Repeat the data that follows, word for word, without the images.
## Begin Dataset records
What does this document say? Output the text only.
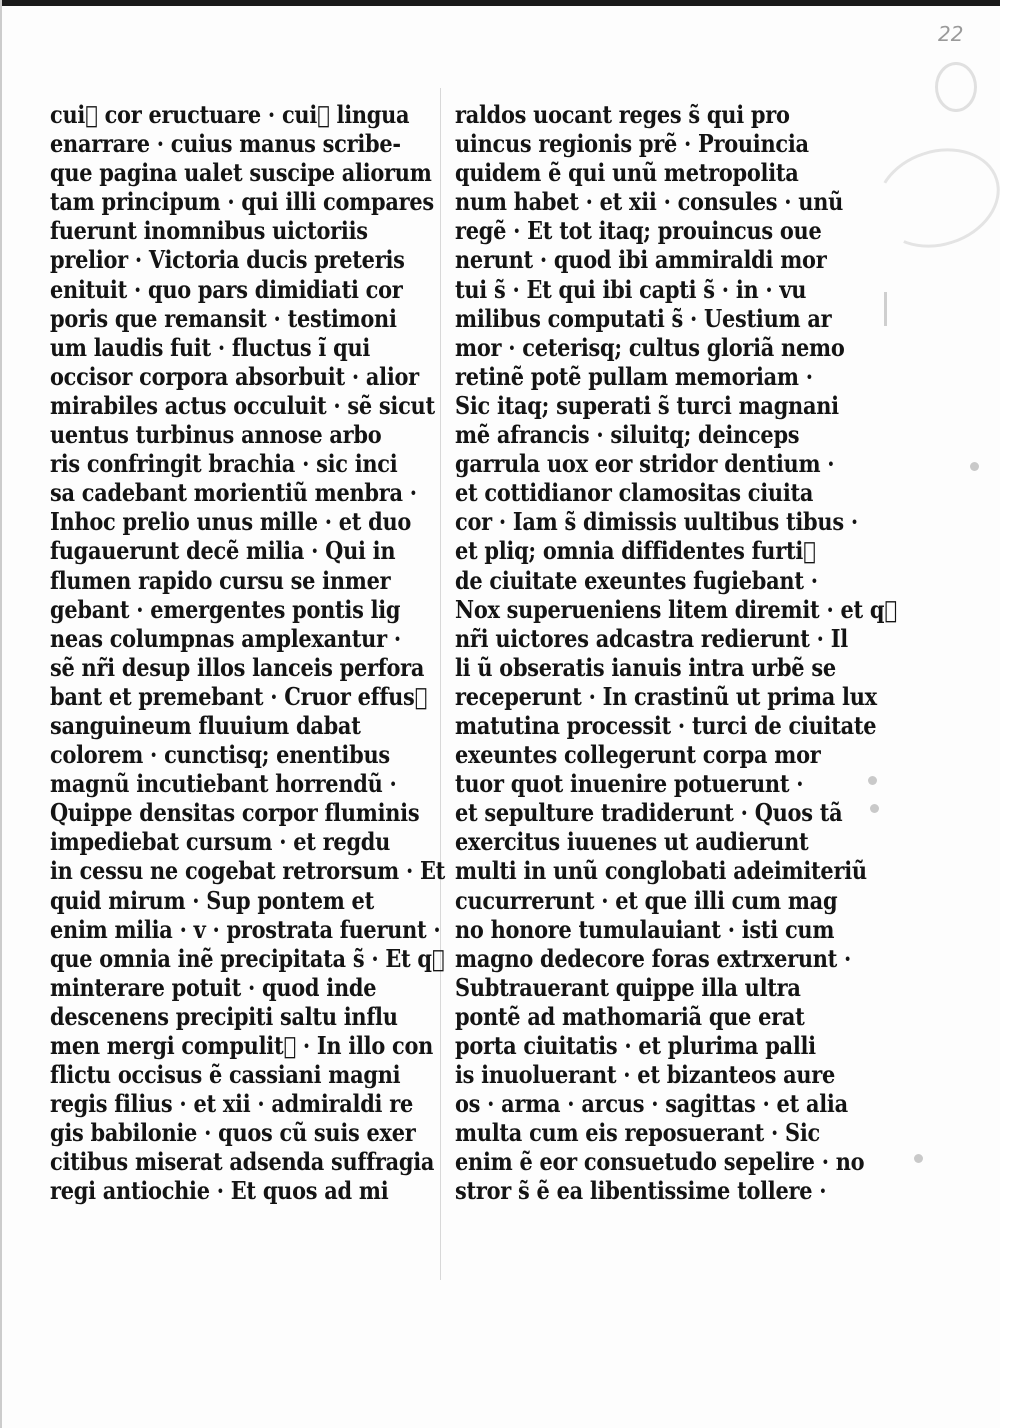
22
cuiᷓ cor eructuare · cuiᷓ lingua
enarrare · cuius manus scribe-
que pagina ualet suscipe aliorum
tam principum · qui illi compares
fuerunt inomnibus uictoriis
prelior · Victoria ducis preteris
enituit · quo pars dimidiati cor
poris que remansit · testimoni
um laudis fuit · fluctus ĩ qui
occisor corpora absorbuit · alior
mirabiles actus occuluit · sẽ sicut
uentus turbinus annose arbo
ris confringit brachia · sic inci
sa cadebant morientiũ menbra ·
Inhoc prelio unus mille · et duo
fugauerunt decẽ milia · Qui in
flumen rapido cursu se inmer
gebant · emergentes pontis lig
neas columpnas amplexantur ·
sẽ nr̃i desup illos lanceis perfora
bant et premebant · Cruor effusᷓ
sanguineum fluuium dabat
colorem · cunctisq; enentibus
magnũ incutiebant horrendũ ·
Quippe densitas corpor fluminis
impediebat cursum · et regdu
in cessu ne cogebat retrorsum · Et
quid mirum · Sup pontem et
enim milia · v · prostrata fuerunt ·
que omnia inẽ precipitata s̃ · Et qᷓ
minterare potuit · quod inde
descenens precipiti saltu influ
men mergi compulitᷓ · In illo con
flictu occisus ẽ cassiani magni
regis filius · et xii · admiraldi re
gis babilonie · quos cũ suis exer
citibus miserat adsenda suffragia
regi antiochie · Et quos ad mi
raldos uocant reges s̃ qui pro
uincus regionis prẽ · Prouincia
quidem ẽ qui unũ metropolita
num habet · et xii · consules · unũ
regẽ · Et tot itaq; prouincus oue
nerunt · quod ibi ammiraldi mor
tui s̃ · Et qui ibi capti s̃ · in · vu
milibus computati s̃ · Uestium ar
mor · ceterisq; cultus gloriã nemo
retinẽ potẽ pullam memoriam ·
Sic itaq; superati s̃ turci magnani
mẽ afrancis · siluitq; deinceps
garrula uox eor stridor dentium ·
et cottidianor clamositas ciuita
cor · Iam s̃ dimissis uultibus tibus ·
et pliq; omnia diffidentes furtiᷓ
de ciuitate exeuntes fugiebant ·
Nox superueniens litem diremit · et qᷓ
nr̃i uictores adcastra redierunt · Il
li ũ obseratis ianuis intra urbẽ se
receperunt · In crastinũ ut prima lux
matutina processit · turci de ciuitate
exeuntes collegerunt corpa mor
tuor quot inuenire potuerunt ·
et sepulture tradiderunt · Quos tã
exercitus iuuenes ut audierunt
multi in unũ conglobati adeimiteriũ
cucurrerunt · et que illi cum mag
no honore tumulauiant · isti cum
magno dedecore foras extrxerunt ·
Subtrauerant quippe illa ultra
pontẽ ad mathomariã que erat
porta ciuitatis · et plurima palli
is inuoluerant · et bizanteos aure
os · arma · arcus · sagittas · et alia
multa cum eis reposuerant · Sic
enim ẽ eor consuetudo sepelire · no
stror s̃ ẽ ea libentissime tollere ·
## End Dataset records
Answer in full:
What does this document say? Output the text only.
22
cuiᷓ cor eructuare · cuiᷓ lingua
enarrare · cuius manus scribe-
que pagina ualet suscipe aliorum
tam principum · qui illi compares
fuerunt inomnibus uictoriis
prelior · Victoria ducis preteris
enituit · quo pars dimidiati cor
poris que remansit · testimoni
um laudis fuit · fluctus ĩ qui
occisor corpora absorbuit · alior
mirabiles actus occuluit · sẽ sicut
uentus turbinus annose arbo
ris confringit brachia · sic inci
sa cadebant morientiũ menbra ·
Inhoc prelio unus mille · et duo
fugauerunt decẽ milia · Qui in
flumen rapido cursu se inmer
gebant · emergentes pontis lig
neas columpnas amplexantur ·
sẽ nr̃i desup illos lanceis perfora
bant et premebant · Cruor effusᷓ
sanguineum fluuium dabat
colorem · cunctisq; enentibus
magnũ incutiebant horrendũ ·
Quippe densitas corpor fluminis
impediebat cursum · et regdu
in cessu ne cogebat retrorsum · Et
quid mirum · Sup pontem et
enim milia · v · prostrata fuerunt ·
que omnia inẽ precipitata s̃ · Et qᷓ
minterare potuit · quod inde
descenens precipiti saltu influ
men mergi compulitᷓ · In illo con
flictu occisus ẽ cassiani magni
regis filius · et xii · admiraldi re
gis babilonie · quos cũ suis exer
citibus miserat adsenda suffragia
regi antiochie · Et quos ad mi
raldos uocant reges s̃ qui pro
uincus regionis prẽ · Prouincia
quidem ẽ qui unũ metropolita
num habet · et xii · consules · unũ
regẽ · Et tot itaq; prouincus oue
nerunt · quod ibi ammiraldi mor
tui s̃ · Et qui ibi capti s̃ · in · vu
milibus computati s̃ · Uestium ar
mor · ceterisq; cultus gloriã nemo
retinẽ potẽ pullam memoriam ·
Sic itaq; superati s̃ turci magnani
mẽ afrancis · siluitq; deinceps
garrula uox eor stridor dentium ·
et cottidianor clamositas ciuita
cor · Iam s̃ dimissis uultibus tibus ·
et pliq; omnia diffidentes furtiᷓ
de ciuitate exeuntes fugiebant ·
Nox superueniens litem diremit · et qᷓ
nr̃i uictores adcastra redierunt · Il
li ũ obseratis ianuis intra urbẽ se
receperunt · In crastinũ ut prima lux
matutina processit · turci de ciuitate
exeuntes collegerunt corpa mor
tuor quot inuenire potuerunt ·
et sepulture tradiderunt · Quos tã
exercitus iuuenes ut audierunt
multi in unũ conglobati adeimiteriũ
cucurrerunt · et que illi cum mag
no honore tumulauiant · isti cum
magno dedecore foras extrxerunt ·
Subtrauerant quippe illa ultra
pontẽ ad mathomariã que erat
porta ciuitatis · et plurima palli
is inuoluerant · et bizanteos aure
os · arma · arcus · sagittas · et alia
multa cum eis reposuerant · Sic
enim ẽ eor consuetudo sepelire · no
stror s̃ ẽ ea libentissime tollere ·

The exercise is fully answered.